Examine the records and identify each line that includes the string "JSON". Copy those lines.

** START TASK DATA **

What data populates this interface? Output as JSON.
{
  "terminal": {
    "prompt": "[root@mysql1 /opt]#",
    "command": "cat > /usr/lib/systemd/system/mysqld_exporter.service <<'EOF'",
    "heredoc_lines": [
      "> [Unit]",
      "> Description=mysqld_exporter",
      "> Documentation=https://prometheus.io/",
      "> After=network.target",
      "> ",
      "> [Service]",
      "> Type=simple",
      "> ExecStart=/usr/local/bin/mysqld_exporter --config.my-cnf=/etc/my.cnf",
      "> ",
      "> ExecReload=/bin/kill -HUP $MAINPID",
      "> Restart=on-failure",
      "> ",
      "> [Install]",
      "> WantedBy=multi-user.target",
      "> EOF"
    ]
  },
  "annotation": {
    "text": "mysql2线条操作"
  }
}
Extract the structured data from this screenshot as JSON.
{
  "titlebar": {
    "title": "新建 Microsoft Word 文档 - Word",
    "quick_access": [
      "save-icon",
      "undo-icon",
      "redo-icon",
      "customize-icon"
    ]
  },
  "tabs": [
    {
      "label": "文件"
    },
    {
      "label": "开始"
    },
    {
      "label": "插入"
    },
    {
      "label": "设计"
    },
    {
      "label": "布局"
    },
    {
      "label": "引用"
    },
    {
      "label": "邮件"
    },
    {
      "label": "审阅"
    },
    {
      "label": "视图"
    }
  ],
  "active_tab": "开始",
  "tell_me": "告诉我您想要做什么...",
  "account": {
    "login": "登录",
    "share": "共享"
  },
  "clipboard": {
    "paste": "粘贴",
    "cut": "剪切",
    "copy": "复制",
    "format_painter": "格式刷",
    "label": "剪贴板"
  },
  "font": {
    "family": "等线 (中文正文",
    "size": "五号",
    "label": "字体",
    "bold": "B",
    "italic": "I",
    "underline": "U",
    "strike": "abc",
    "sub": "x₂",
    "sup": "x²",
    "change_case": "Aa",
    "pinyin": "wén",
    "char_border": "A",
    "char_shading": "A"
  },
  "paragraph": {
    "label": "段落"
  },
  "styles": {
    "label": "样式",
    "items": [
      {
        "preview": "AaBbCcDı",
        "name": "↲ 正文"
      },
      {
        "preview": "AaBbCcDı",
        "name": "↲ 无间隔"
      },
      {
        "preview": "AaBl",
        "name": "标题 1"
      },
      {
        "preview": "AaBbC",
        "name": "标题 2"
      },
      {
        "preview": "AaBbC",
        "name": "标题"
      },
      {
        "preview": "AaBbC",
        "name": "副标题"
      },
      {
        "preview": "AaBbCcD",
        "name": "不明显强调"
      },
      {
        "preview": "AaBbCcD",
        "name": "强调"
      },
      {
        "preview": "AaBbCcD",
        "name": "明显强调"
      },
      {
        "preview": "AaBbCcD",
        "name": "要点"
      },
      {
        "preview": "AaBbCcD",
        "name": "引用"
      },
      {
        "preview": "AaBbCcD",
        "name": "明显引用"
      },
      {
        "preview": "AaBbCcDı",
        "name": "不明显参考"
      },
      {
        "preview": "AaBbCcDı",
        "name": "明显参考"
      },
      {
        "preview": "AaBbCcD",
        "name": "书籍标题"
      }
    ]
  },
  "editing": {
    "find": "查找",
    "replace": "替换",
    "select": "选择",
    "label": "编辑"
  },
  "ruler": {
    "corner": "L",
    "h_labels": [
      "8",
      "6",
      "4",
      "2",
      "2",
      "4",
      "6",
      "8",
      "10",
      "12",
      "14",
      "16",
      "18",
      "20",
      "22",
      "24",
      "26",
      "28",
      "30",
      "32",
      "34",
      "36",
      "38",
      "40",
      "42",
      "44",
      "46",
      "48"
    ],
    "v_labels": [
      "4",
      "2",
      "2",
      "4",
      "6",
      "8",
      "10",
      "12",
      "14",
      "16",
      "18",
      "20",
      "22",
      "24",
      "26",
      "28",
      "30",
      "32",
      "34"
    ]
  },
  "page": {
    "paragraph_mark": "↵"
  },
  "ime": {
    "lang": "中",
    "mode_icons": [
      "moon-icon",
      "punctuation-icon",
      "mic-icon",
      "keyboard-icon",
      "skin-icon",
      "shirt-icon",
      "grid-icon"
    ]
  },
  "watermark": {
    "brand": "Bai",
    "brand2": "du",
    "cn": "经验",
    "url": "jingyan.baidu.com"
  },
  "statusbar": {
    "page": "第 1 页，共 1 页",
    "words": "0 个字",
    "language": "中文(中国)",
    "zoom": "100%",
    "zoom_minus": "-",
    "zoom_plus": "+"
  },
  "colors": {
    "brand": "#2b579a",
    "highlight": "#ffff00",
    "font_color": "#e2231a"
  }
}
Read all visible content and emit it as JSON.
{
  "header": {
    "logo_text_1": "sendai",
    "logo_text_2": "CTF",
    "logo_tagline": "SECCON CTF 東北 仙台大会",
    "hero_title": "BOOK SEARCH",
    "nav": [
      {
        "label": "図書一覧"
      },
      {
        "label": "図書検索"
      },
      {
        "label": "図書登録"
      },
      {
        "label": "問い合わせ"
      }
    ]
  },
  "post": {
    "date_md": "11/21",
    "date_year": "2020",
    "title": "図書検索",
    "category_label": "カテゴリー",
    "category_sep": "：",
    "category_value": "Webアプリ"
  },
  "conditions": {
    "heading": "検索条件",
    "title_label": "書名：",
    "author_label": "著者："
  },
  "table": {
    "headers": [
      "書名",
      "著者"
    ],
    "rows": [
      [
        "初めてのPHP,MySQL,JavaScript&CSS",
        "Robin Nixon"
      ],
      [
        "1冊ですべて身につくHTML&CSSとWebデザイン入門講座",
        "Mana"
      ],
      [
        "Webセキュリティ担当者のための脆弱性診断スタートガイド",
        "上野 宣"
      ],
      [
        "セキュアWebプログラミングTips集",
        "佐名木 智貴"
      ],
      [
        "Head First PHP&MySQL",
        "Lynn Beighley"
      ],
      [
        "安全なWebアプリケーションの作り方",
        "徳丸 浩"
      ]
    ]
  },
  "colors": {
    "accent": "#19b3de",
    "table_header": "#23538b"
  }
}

** END TASK DATA **

OUTPUT FOR THIS TASK:
What data populates this interface? Output as JSON.
Extract the structured data from this screenshot as JSON.
Read all visible content and emit it as JSON.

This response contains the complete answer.